▶ **Exercise prompt**
Where a line in the listing below contains the word "this", copy that line.

Dataset entries:
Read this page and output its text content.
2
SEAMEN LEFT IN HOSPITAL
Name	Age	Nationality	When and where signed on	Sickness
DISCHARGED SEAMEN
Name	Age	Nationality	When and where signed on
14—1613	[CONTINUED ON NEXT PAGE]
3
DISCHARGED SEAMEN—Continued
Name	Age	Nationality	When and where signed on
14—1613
--
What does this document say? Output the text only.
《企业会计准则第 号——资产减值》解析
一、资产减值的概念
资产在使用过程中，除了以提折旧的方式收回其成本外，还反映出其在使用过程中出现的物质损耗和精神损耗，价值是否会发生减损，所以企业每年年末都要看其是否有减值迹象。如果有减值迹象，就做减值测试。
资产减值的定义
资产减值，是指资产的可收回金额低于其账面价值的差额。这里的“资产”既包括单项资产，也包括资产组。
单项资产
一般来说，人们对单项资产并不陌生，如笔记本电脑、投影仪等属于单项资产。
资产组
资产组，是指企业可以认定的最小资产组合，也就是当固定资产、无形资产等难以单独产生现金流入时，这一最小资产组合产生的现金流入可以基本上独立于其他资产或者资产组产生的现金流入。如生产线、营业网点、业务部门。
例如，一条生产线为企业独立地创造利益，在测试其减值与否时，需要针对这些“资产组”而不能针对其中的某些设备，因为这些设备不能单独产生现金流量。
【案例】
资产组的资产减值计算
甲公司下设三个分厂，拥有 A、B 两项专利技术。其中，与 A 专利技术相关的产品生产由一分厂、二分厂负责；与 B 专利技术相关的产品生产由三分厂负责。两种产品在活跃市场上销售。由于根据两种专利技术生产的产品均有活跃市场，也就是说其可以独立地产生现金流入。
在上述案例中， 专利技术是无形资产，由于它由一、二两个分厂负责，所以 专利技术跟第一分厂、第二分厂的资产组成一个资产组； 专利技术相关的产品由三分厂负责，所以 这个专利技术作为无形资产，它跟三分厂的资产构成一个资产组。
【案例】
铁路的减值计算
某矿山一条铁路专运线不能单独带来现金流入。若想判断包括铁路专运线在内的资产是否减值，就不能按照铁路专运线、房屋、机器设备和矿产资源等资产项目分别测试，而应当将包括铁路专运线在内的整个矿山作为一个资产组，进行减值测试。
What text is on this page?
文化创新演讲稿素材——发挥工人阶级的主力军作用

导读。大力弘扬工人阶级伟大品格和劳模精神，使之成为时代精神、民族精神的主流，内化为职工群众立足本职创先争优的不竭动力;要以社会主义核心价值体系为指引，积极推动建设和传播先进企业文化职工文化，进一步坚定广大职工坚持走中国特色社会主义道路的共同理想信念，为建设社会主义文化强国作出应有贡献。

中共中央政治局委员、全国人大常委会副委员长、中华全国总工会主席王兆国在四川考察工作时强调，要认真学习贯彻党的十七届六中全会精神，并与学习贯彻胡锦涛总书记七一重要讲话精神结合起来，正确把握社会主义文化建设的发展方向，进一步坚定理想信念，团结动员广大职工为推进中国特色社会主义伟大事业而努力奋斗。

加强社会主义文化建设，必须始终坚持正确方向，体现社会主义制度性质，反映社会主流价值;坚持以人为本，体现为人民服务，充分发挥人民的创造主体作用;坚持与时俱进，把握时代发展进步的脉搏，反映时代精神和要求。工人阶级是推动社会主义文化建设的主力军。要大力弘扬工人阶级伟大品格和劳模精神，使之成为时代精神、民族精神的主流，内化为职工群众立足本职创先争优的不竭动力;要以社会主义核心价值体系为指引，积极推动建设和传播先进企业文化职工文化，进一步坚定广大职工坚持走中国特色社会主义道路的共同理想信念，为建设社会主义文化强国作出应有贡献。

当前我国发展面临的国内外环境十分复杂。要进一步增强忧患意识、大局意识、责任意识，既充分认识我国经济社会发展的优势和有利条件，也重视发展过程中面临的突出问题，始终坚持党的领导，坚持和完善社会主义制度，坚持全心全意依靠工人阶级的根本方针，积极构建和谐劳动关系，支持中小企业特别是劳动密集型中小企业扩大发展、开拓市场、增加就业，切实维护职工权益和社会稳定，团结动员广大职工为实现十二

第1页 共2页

▶ **Task response**
Read this page and output its text content.
What does this document say? Output the text only.
What text is on this page?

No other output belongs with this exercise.